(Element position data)
---

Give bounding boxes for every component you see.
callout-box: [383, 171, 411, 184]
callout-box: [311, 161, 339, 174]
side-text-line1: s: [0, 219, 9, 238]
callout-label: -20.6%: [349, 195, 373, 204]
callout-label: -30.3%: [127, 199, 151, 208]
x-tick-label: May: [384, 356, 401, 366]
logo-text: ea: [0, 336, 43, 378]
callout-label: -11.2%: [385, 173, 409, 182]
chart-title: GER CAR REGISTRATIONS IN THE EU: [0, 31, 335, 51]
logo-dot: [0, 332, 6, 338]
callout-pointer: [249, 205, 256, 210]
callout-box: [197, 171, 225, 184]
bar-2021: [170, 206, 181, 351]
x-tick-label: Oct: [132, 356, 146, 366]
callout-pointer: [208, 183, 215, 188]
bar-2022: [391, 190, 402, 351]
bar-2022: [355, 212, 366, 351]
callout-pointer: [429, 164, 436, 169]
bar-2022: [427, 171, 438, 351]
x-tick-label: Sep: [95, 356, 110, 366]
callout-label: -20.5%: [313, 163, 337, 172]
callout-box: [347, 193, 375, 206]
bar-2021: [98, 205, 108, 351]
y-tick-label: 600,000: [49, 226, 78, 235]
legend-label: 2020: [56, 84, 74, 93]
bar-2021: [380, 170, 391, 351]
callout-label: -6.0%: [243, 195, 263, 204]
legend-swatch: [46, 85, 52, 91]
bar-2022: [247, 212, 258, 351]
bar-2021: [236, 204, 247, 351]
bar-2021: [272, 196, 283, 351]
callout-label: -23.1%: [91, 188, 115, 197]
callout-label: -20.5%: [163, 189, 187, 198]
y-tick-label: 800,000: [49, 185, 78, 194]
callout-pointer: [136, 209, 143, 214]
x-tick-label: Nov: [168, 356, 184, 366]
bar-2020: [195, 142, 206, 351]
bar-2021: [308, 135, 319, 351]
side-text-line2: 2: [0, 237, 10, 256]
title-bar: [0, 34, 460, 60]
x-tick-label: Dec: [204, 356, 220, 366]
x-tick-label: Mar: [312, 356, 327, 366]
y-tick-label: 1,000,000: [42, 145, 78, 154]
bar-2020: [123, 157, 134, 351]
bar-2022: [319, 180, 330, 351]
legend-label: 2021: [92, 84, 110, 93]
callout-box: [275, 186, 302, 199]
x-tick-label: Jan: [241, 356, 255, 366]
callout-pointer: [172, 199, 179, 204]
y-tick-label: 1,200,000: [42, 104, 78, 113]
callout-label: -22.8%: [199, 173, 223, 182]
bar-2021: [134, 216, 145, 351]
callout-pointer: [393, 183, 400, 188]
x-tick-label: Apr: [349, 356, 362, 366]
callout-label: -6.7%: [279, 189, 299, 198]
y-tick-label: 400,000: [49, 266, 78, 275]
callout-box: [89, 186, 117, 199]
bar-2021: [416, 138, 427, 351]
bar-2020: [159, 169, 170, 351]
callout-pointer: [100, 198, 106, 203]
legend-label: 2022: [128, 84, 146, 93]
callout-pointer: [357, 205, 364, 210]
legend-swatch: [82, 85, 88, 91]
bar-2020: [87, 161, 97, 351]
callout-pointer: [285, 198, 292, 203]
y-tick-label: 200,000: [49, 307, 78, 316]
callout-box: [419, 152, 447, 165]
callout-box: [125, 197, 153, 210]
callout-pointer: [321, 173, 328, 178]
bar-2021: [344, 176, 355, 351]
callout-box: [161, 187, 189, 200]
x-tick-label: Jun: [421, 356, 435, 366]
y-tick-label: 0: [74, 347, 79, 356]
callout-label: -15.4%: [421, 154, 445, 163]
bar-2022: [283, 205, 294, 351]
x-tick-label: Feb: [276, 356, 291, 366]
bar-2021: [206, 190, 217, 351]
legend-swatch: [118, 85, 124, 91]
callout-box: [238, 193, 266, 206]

---

Exercise aim: Rewrite the rows above, changing every "callout-box" to "annotation-box" and keeping everything else the same.

Exercise result:
Give bounding boxes for every component you see.
annotation-box: [383, 171, 411, 184]
annotation-box: [311, 161, 339, 174]
side-text-line1: s: [0, 219, 9, 238]
callout-label: -20.6%: [349, 195, 373, 204]
callout-label: -30.3%: [127, 199, 151, 208]
x-tick-label: May: [384, 356, 401, 366]
logo-text: ea: [0, 336, 43, 378]
callout-label: -11.2%: [385, 173, 409, 182]
chart-title: GER CAR REGISTRATIONS IN THE EU: [0, 31, 335, 51]
logo-dot: [0, 332, 6, 338]
callout-pointer: [249, 205, 256, 210]
annotation-box: [197, 171, 225, 184]
bar-2021: [170, 206, 181, 351]
x-tick-label: Oct: [132, 356, 146, 366]
callout-pointer: [208, 183, 215, 188]
bar-2022: [391, 190, 402, 351]
bar-2022: [355, 212, 366, 351]
callout-pointer: [429, 164, 436, 169]
bar-2022: [427, 171, 438, 351]
x-tick-label: Sep: [95, 356, 110, 366]
callout-label: -20.5%: [313, 163, 337, 172]
annotation-box: [347, 193, 375, 206]
bar-2021: [98, 205, 108, 351]
y-tick-label: 600,000: [49, 226, 78, 235]
legend-label: 2020: [56, 84, 74, 93]
bar-2021: [380, 170, 391, 351]
callout-label: -6.0%: [243, 195, 263, 204]
legend-swatch: [46, 85, 52, 91]
bar-2022: [247, 212, 258, 351]
bar-2021: [236, 204, 247, 351]
bar-2021: [272, 196, 283, 351]
callout-label: -23.1%: [91, 188, 115, 197]
callout-label: -20.5%: [163, 189, 187, 198]
y-tick-label: 800,000: [49, 185, 78, 194]
callout-pointer: [136, 209, 143, 214]
x-tick-label: Nov: [168, 356, 184, 366]
bar-2020: [195, 142, 206, 351]
bar-2021: [308, 135, 319, 351]
side-text-line2: 2: [0, 237, 10, 256]
title-bar: [0, 34, 460, 60]
x-tick-label: Dec: [204, 356, 220, 366]
x-tick-label: Mar: [312, 356, 327, 366]
y-tick-label: 1,000,000: [42, 145, 78, 154]
bar-2020: [123, 157, 134, 351]
bar-2022: [319, 180, 330, 351]
legend-label: 2021: [92, 84, 110, 93]
annotation-box: [275, 186, 302, 199]
x-tick-label: Jan: [241, 356, 255, 366]
callout-pointer: [172, 199, 179, 204]
y-tick-label: 1,200,000: [42, 104, 78, 113]
callout-label: -22.8%: [199, 173, 223, 182]
bar-2021: [134, 216, 145, 351]
callout-pointer: [393, 183, 400, 188]
x-tick-label: Apr: [349, 356, 362, 366]
callout-label: -6.7%: [279, 189, 299, 198]
y-tick-label: 400,000: [49, 266, 78, 275]
annotation-box: [89, 186, 117, 199]
bar-2021: [416, 138, 427, 351]
bar-2020: [159, 169, 170, 351]
callout-pointer: [100, 198, 106, 203]
legend-label: 2022: [128, 84, 146, 93]
callout-pointer: [357, 205, 364, 210]
legend-swatch: [82, 85, 88, 91]
bar-2020: [87, 161, 97, 351]
callout-pointer: [285, 198, 292, 203]
y-tick-label: 200,000: [49, 307, 78, 316]
annotation-box: [419, 152, 447, 165]
annotation-box: [125, 197, 153, 210]
callout-pointer: [321, 173, 328, 178]
bar-2021: [344, 176, 355, 351]
annotation-box: [161, 187, 189, 200]
x-tick-label: Jun: [421, 356, 435, 366]
y-tick-label: 0: [74, 347, 79, 356]
callout-label: -15.4%: [421, 154, 445, 163]
bar-2022: [283, 205, 294, 351]
x-tick-label: Feb: [276, 356, 291, 366]
bar-2021: [206, 190, 217, 351]
legend-swatch: [118, 85, 124, 91]
annotation-box: [238, 193, 266, 206]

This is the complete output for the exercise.